■ **INSTRUCTIONS TO FOLLOW**
Only a number is expected: how many lines in the data below contain the word "在酸性溶液中".

■ **MATERIAL PROVIDED**
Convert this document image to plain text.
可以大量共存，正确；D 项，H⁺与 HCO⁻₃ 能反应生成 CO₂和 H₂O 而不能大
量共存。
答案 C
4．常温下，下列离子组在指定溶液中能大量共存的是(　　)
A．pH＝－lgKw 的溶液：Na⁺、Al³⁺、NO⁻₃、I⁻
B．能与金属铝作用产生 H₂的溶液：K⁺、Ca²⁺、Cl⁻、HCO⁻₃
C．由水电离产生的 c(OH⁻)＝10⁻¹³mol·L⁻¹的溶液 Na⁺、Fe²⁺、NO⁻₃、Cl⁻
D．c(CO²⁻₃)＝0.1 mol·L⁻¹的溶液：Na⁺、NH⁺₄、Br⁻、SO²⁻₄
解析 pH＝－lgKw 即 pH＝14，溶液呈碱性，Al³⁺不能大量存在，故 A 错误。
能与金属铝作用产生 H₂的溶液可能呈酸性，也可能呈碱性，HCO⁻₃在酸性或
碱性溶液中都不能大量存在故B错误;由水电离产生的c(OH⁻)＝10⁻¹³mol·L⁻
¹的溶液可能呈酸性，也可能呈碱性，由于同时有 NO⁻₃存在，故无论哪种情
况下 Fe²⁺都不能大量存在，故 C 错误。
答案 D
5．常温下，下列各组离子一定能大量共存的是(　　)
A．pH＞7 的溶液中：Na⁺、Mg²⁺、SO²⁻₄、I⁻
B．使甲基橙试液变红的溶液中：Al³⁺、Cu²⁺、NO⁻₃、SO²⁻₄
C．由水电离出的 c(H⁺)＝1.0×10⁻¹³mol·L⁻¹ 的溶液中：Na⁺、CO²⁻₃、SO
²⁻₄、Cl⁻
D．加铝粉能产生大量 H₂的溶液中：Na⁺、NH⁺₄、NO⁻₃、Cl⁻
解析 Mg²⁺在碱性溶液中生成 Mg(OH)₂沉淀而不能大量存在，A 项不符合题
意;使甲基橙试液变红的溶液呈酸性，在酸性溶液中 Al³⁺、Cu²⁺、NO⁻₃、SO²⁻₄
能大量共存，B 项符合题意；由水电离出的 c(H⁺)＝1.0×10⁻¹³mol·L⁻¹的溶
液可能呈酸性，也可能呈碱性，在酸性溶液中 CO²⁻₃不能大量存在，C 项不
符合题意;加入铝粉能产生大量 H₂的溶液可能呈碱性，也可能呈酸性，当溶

■ **EXERCISE OUTPUT**
2